§ **Aim of the task**: Each line that includes the string "JSON" counts once; give the total and nothing else.

>> START Available records

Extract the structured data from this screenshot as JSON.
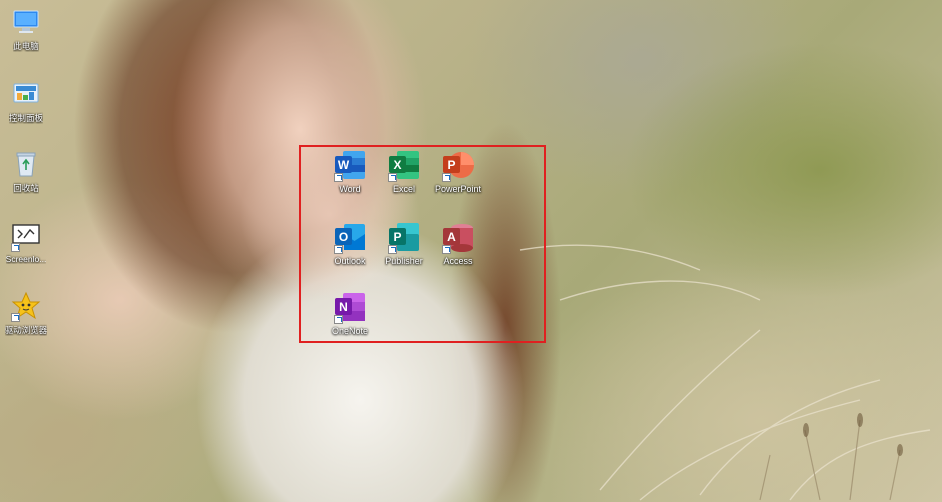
{
  "desktop": {
    "left_icons": [
      {
        "label": "此电脑",
        "icon": "this-pc-icon"
      },
      {
        "label": "控制面板",
        "icon": "control-panel-icon"
      },
      {
        "label": "回收站",
        "icon": "recycle-bin-icon"
      },
      {
        "label": "Screenlo...",
        "icon": "screen-recorder-icon"
      },
      {
        "label": "驱动浏览器",
        "icon": "star-browser-icon"
      }
    ],
    "office_apps": [
      {
        "label": "Word",
        "letter": "W",
        "color": "#185abd",
        "icon": "word-icon"
      },
      {
        "label": "Excel",
        "letter": "X",
        "color": "#107c41",
        "icon": "excel-icon"
      },
      {
        "label": "PowerPoint",
        "letter": "P",
        "color": "#c43e1c",
        "icon": "powerpoint-icon"
      },
      {
        "label": "Outlook",
        "letter": "O",
        "color": "#0a64b8",
        "icon": "outlook-icon"
      },
      {
        "label": "Publisher",
        "letter": "P",
        "color": "#077568",
        "icon": "publisher-icon"
      },
      {
        "label": "Access",
        "letter": "A",
        "color": "#a4373a",
        "icon": "access-icon"
      },
      {
        "label": "OneNote",
        "letter": "N",
        "color": "#7719aa",
        "icon": "onenote-icon"
      }
    ],
    "highlight_color": "#e02020"
  }
}
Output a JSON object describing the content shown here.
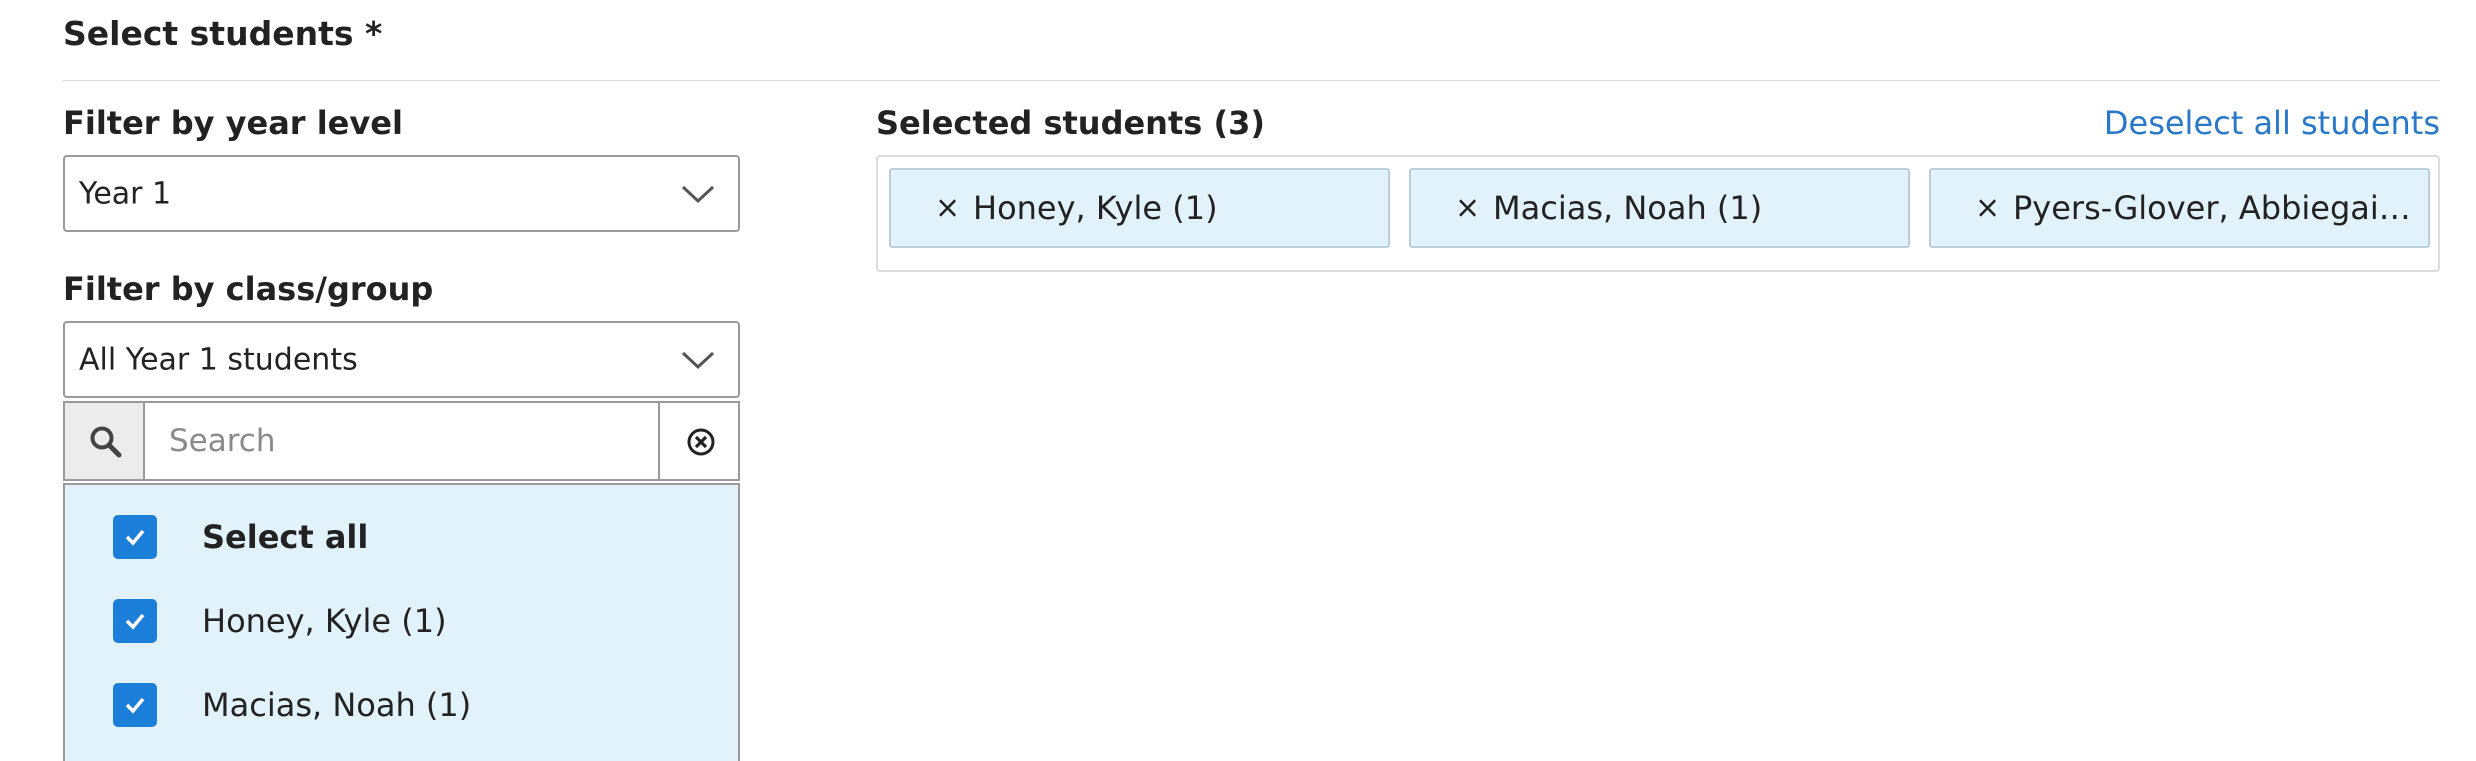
{
  "section": {
    "title": "Select students *"
  },
  "year_filter": {
    "label": "Filter by year level",
    "value": "Year 1"
  },
  "class_filter": {
    "label": "Filter by class/group",
    "value": "All Year 1 students"
  },
  "search": {
    "placeholder": "Search",
    "value": ""
  },
  "student_list": {
    "items": [
      {
        "label": "Select all",
        "checked": true
      },
      {
        "label": "Honey, Kyle (1)",
        "checked": true
      },
      {
        "label": "Macias, Noah (1)",
        "checked": true
      }
    ]
  },
  "selected": {
    "label": "Selected students (3)",
    "deselect_all": "Deselect all students",
    "remove_symbol": "×",
    "chips": [
      {
        "label": "Honey, Kyle (1)"
      },
      {
        "label": "Macias, Noah (1)"
      },
      {
        "label": "Pyers-Glover, Abbiegail..."
      }
    ]
  },
  "colors": {
    "accent": "#1b7fd9",
    "link": "#2a78c8",
    "chip_bg": "#e2f2fb"
  }
}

>> END Available records

§ **Final result**: 2